> **What you should do**: In the material below, count the lines with the word "values" and state that number only.

> **Exercise inputs**:

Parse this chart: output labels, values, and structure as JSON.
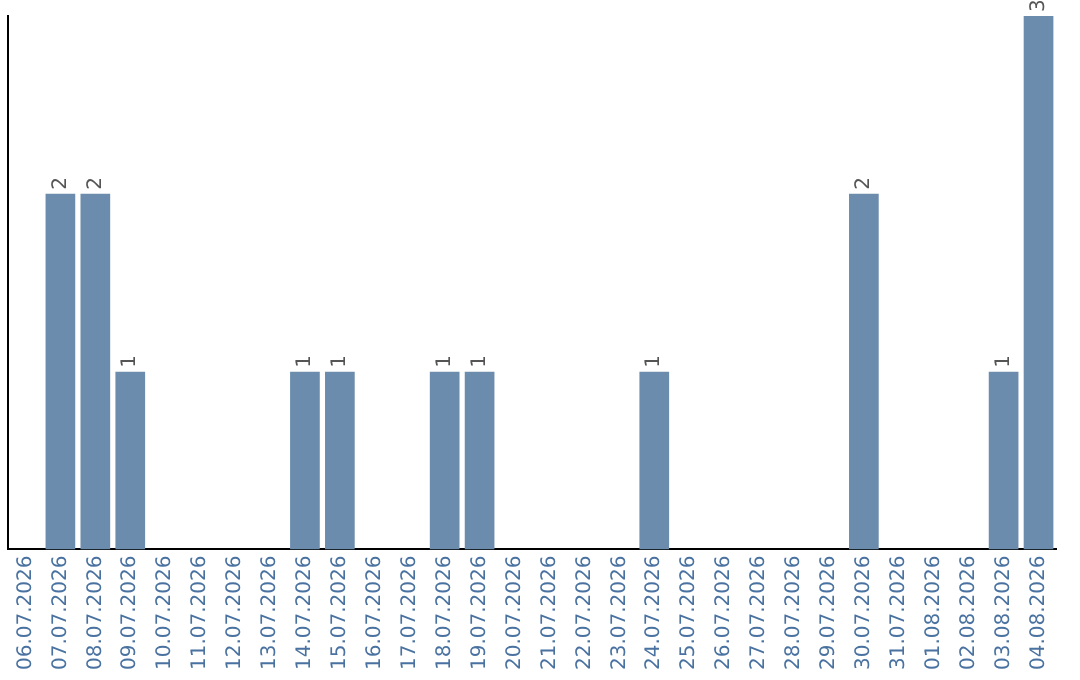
{
  "chart_data": {
    "type": "bar",
    "categories": [
      "06.07.2026",
      "07.07.2026",
      "08.07.2026",
      "09.07.2026",
      "10.07.2026",
      "11.07.2026",
      "12.07.2026",
      "13.07.2026",
      "14.07.2026",
      "15.07.2026",
      "16.07.2026",
      "17.07.2026",
      "18.07.2026",
      "19.07.2026",
      "20.07.2026",
      "21.07.2026",
      "22.07.2026",
      "23.07.2026",
      "24.07.2026",
      "25.07.2026",
      "26.07.2026",
      "27.07.2026",
      "28.07.2026",
      "29.07.2026",
      "30.07.2026",
      "31.07.2026",
      "01.08.2026",
      "02.08.2026",
      "03.08.2026",
      "04.08.2026"
    ],
    "values": [
      0,
      2,
      2,
      1,
      0,
      0,
      0,
      0,
      1,
      1,
      0,
      0,
      1,
      1,
      0,
      0,
      0,
      0,
      1,
      0,
      0,
      0,
      0,
      0,
      2,
      0,
      0,
      0,
      1,
      3
    ],
    "value_labels": [
      null,
      "2",
      "2",
      "1",
      null,
      null,
      null,
      null,
      "1",
      "1",
      null,
      null,
      "1",
      "1",
      null,
      null,
      null,
      null,
      "1",
      null,
      null,
      null,
      null,
      null,
      "2",
      null,
      null,
      null,
      "1",
      "3"
    ],
    "color": "#6b8cad",
    "grid": false,
    "legend": false,
    "tick_labels": "x"
  }
}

> **Answer for the task**: 2